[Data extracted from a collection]
——

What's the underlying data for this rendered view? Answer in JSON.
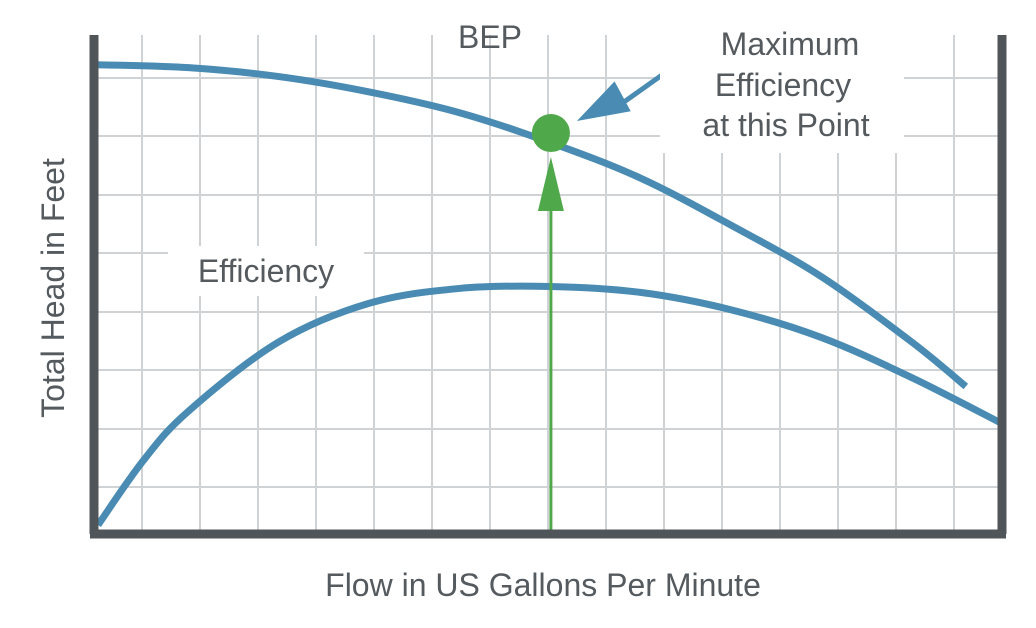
{
  "chart_data": {
    "type": "line",
    "title": "",
    "xlabel": "Flow in US Gallons Per Minute",
    "ylabel": "Total Head in Feet",
    "xlim": [
      0,
      100
    ],
    "ylim": [
      0,
      100
    ],
    "grid": true,
    "series": [
      {
        "name": "",
        "color": "#4a8bb3",
        "x": [
          0,
          10,
          20,
          30,
          40,
          50,
          60,
          70,
          80,
          90,
          96
        ],
        "y": [
          94,
          93.4,
          91.6,
          88.5,
          84.3,
          78.3,
          71.1,
          61.6,
          51.2,
          38.0,
          29.0
        ]
      },
      {
        "name": "Efficiency",
        "color": "#4a8bb3",
        "x": [
          0,
          5,
          10,
          20,
          30,
          40,
          50,
          60,
          70,
          80,
          90,
          100
        ],
        "y": [
          1,
          14,
          24,
          38,
          45.8,
          48.8,
          49.2,
          48,
          44.5,
          38.9,
          30.8,
          21.5
        ]
      }
    ],
    "annotations": {
      "bep_label": "BEP",
      "bep_point": {
        "x": 50.1,
        "y": 80.2,
        "color": "#4fa84a"
      },
      "bep_line_color": "#4fa84a",
      "efficiency_label": "Efficiency",
      "max_efficiency_lines": [
        "Maximum",
        "Efficiency",
        "at this Point"
      ],
      "arrow_color": "#4a8bb3"
    }
  }
}
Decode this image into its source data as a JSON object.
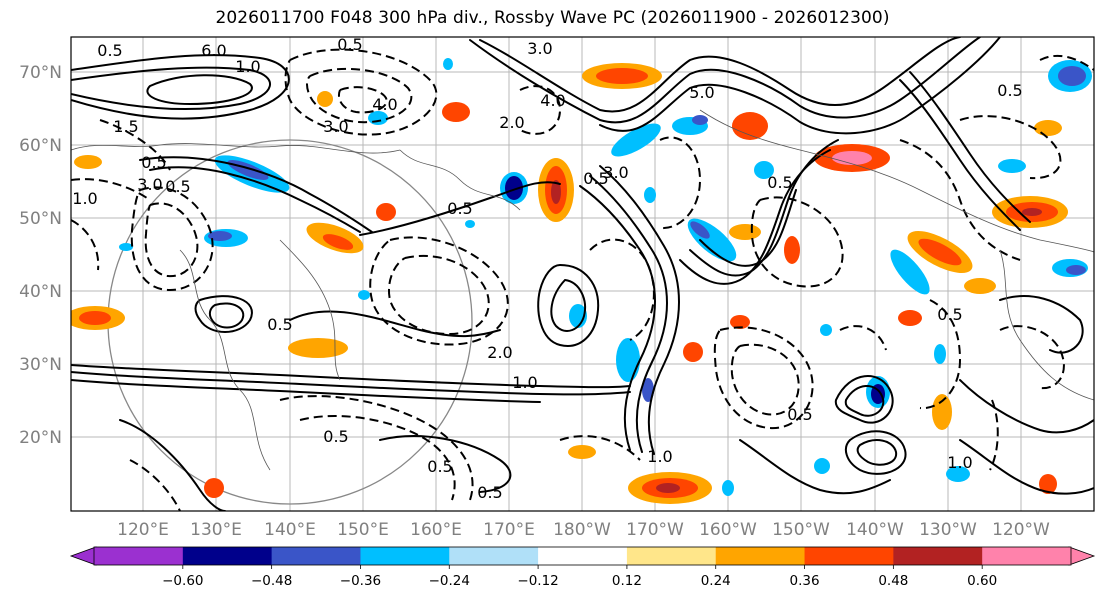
{
  "title": "2026011700 F048 300 hPa div., Rossby Wave PC (2026011900 - 2026012300)",
  "latitude_labels": [
    "70°N",
    "60°N",
    "50°N",
    "40°N",
    "30°N",
    "20°N"
  ],
  "longitude_labels": [
    "120°E",
    "130°E",
    "140°E",
    "150°E",
    "160°E",
    "170°E",
    "180°W",
    "170°W",
    "160°W",
    "150°W",
    "140°W",
    "130°W",
    "120°W"
  ],
  "colorbar": {
    "tick_labels": [
      "−0.60",
      "−0.48",
      "−0.36",
      "−0.24",
      "−0.12",
      "0.12",
      "0.24",
      "0.36",
      "0.48",
      "0.60"
    ],
    "colors": [
      "#9b30d0",
      "#00008b",
      "#3a55c8",
      "#00bfff",
      "#b0e0f8",
      "#ffffff",
      "#ffe68a",
      "#ffa500",
      "#ff4500",
      "#b22222",
      "#ff82ab"
    ]
  },
  "contour_labels": [
    "0.5",
    "6.0",
    "0.5",
    "3.0",
    "4.0",
    "3.0",
    "4.0",
    "1.0",
    "0.5",
    "3.0",
    "1.5",
    "1.0",
    "0.5",
    "2.0",
    "5.0",
    "0.5",
    "0.5",
    "3.0",
    "0.5",
    "2.0",
    "1.0",
    "0.5",
    "0.5",
    "0.5",
    "1.0",
    "0.5",
    "0.5",
    "1.0",
    "0.5",
    "0.5"
  ]
}
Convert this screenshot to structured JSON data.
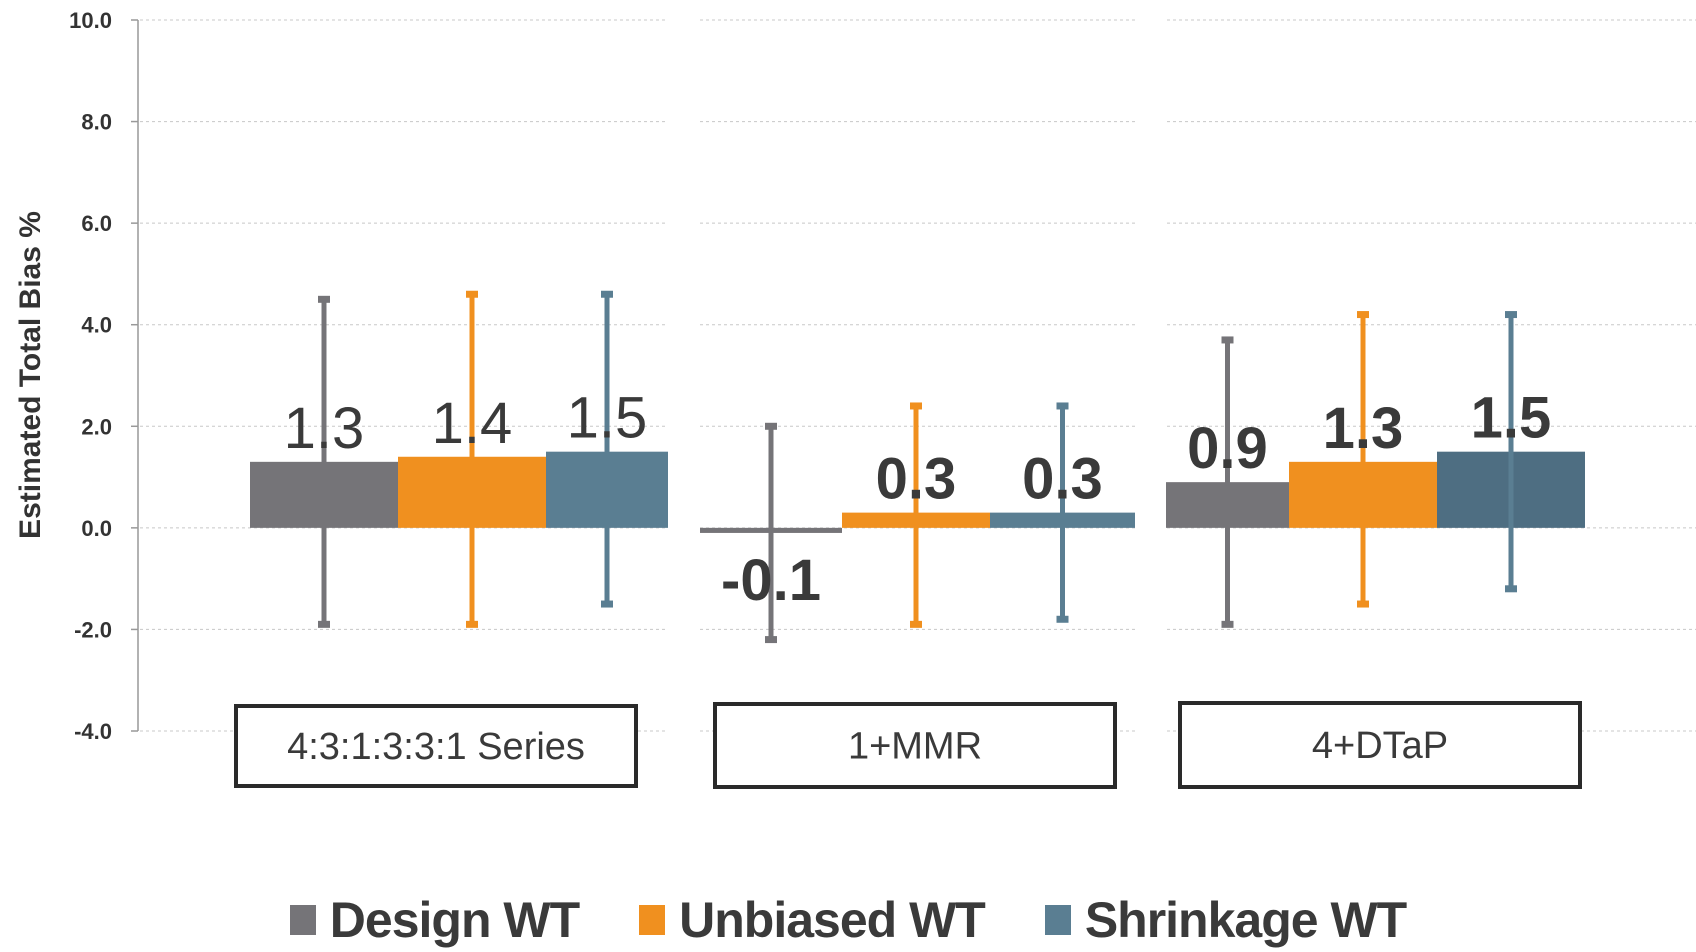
{
  "chart_data": {
    "type": "bar",
    "title": "",
    "ylabel": "Estimated Total Bias %",
    "xlabel": "",
    "ylim": [
      -4.0,
      10.0
    ],
    "yticks": [
      "10.0",
      "8.0",
      "6.0",
      "4.0",
      "2.0",
      "0.0",
      "-2.0",
      "-4.0"
    ],
    "ytick_values": [
      10,
      8,
      6,
      4,
      2,
      0,
      -2,
      -4
    ],
    "grid": true,
    "legend_position": "bottom",
    "categories": [
      "4:3:1:3:3:1 Series",
      "1+MMR",
      "4+DTaP"
    ],
    "series": [
      {
        "name": "Design WT",
        "color": "#757478",
        "values": [
          1.3,
          -0.1,
          0.9
        ],
        "labels": [
          "1.3",
          "-0.1",
          "0.9"
        ],
        "error_low": [
          -1.9,
          -2.2,
          -1.9
        ],
        "error_high": [
          4.5,
          2.0,
          3.7
        ]
      },
      {
        "name": "Unbiased WT",
        "color": "#F0901F",
        "values": [
          1.4,
          0.3,
          1.3
        ],
        "labels": [
          "1.4",
          "0.3",
          "1.3"
        ],
        "error_low": [
          -1.9,
          -1.9,
          -1.5
        ],
        "error_high": [
          4.6,
          2.4,
          4.2
        ]
      },
      {
        "name": "Shrinkage WT",
        "color": "#5A7E92",
        "values": [
          1.5,
          0.3,
          1.5
        ],
        "labels": [
          "1.5",
          "0.3",
          "1.5"
        ],
        "error_low": [
          -1.5,
          -1.8,
          -1.2
        ],
        "error_high": [
          4.6,
          2.4,
          4.2
        ]
      }
    ]
  }
}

——

:: Written exercise ::
Every record above should come back exactly, but without its pictures.

:: Result ::
What's the underlying data for this rendered view? Answer in JSON.
{
  "chart_data": {
    "type": "line",
    "title": "",
    "xlabel": "Flow in US Gallons Per Minute",
    "ylabel": "Total Head in Feet",
    "xlim": [
      0,
      100
    ],
    "ylim": [
      0,
      100
    ],
    "grid": true,
    "series": [
      {
        "name": "",
        "color": "#4a8bb3",
        "x": [
          0,
          10,
          20,
          30,
          40,
          50,
          60,
          70,
          80,
          90,
          96
        ],
        "y": [
          94,
          93.4,
          91.6,
          88.5,
          84.3,
          78.3,
          71.1,
          61.6,
          51.2,
          38.0,
          29.0
        ]
      },
      {
        "name": "Efficiency",
        "color": "#4a8bb3",
        "x": [
          0,
          5,
          10,
          20,
          30,
          40,
          50,
          60,
          70,
          80,
          90,
          100
        ],
        "y": [
          1,
          14,
          24,
          38,
          45.8,
          48.8,
          49.2,
          48,
          44.5,
          38.9,
          30.8,
          21.5
        ]
      }
    ],
    "annotations": {
      "bep_label": "BEP",
      "bep_point": {
        "x": 50.1,
        "y": 80.2,
        "color": "#4fa84a"
      },
      "bep_line_color": "#4fa84a",
      "efficiency_label": "Efficiency",
      "max_efficiency_lines": [
        "Maximum",
        "Efficiency",
        "at this Point"
      ],
      "arrow_color": "#4a8bb3"
    }
  }
}
Decode this image into its source data as a JSON object.
{
  "title": "2026011700 F048 300 hPa div., Rossby Wave PC (2026011900 - 2026012300)",
  "latitude_labels": [
    "70°N",
    "60°N",
    "50°N",
    "40°N",
    "30°N",
    "20°N"
  ],
  "longitude_labels": [
    "120°E",
    "130°E",
    "140°E",
    "150°E",
    "160°E",
    "170°E",
    "180°W",
    "170°W",
    "160°W",
    "150°W",
    "140°W",
    "130°W",
    "120°W"
  ],
  "colorbar": {
    "tick_labels": [
      "−0.60",
      "−0.48",
      "−0.36",
      "−0.24",
      "−0.12",
      "0.12",
      "0.24",
      "0.36",
      "0.48",
      "0.60"
    ],
    "colors": [
      "#9b30d0",
      "#00008b",
      "#3a55c8",
      "#00bfff",
      "#b0e0f8",
      "#ffffff",
      "#ffe68a",
      "#ffa500",
      "#ff4500",
      "#b22222",
      "#ff82ab"
    ]
  },
  "contour_labels": [
    "0.5",
    "6.0",
    "0.5",
    "3.0",
    "4.0",
    "3.0",
    "4.0",
    "1.0",
    "0.5",
    "3.0",
    "1.5",
    "1.0",
    "0.5",
    "2.0",
    "5.0",
    "0.5",
    "0.5",
    "3.0",
    "0.5",
    "2.0",
    "1.0",
    "0.5",
    "0.5",
    "0.5",
    "1.0",
    "0.5",
    "0.5",
    "1.0",
    "0.5",
    "0.5"
  ]
}
Convert this screenshot to structured JSON data.
{
  "chart_data": {
    "type": "bar",
    "title": "",
    "ylabel": "Estimated Total Bias %",
    "xlabel": "",
    "ylim": [
      -4.0,
      10.0
    ],
    "yticks": [
      "10.0",
      "8.0",
      "6.0",
      "4.0",
      "2.0",
      "0.0",
      "-2.0",
      "-4.0"
    ],
    "ytick_values": [
      10,
      8,
      6,
      4,
      2,
      0,
      -2,
      -4
    ],
    "grid": true,
    "legend_position": "bottom",
    "categories": [
      "4:3:1:3:3:1 Series",
      "1+MMR",
      "4+DTaP"
    ],
    "series": [
      {
        "name": "Design WT",
        "color": "#757478",
        "values": [
          1.3,
          -0.1,
          0.9
        ],
        "labels": [
          "1.3",
          "-0.1",
          "0.9"
        ],
        "error_low": [
          -1.9,
          -2.2,
          -1.9
        ],
        "error_high": [
          4.5,
          2.0,
          3.7
        ]
      },
      {
        "name": "Unbiased WT",
        "color": "#F0901F",
        "values": [
          1.4,
          0.3,
          1.3
        ],
        "labels": [
          "1.4",
          "0.3",
          "1.3"
        ],
        "error_low": [
          -1.9,
          -1.9,
          -1.5
        ],
        "error_high": [
          4.6,
          2.4,
          4.2
        ]
      },
      {
        "name": "Shrinkage WT",
        "color": "#5A7E92",
        "values": [
          1.5,
          0.3,
          1.5
        ],
        "labels": [
          "1.5",
          "0.3",
          "1.5"
        ],
        "error_low": [
          -1.5,
          -1.8,
          -1.2
        ],
        "error_high": [
          4.6,
          2.4,
          4.2
        ]
      }
    ]
  }
}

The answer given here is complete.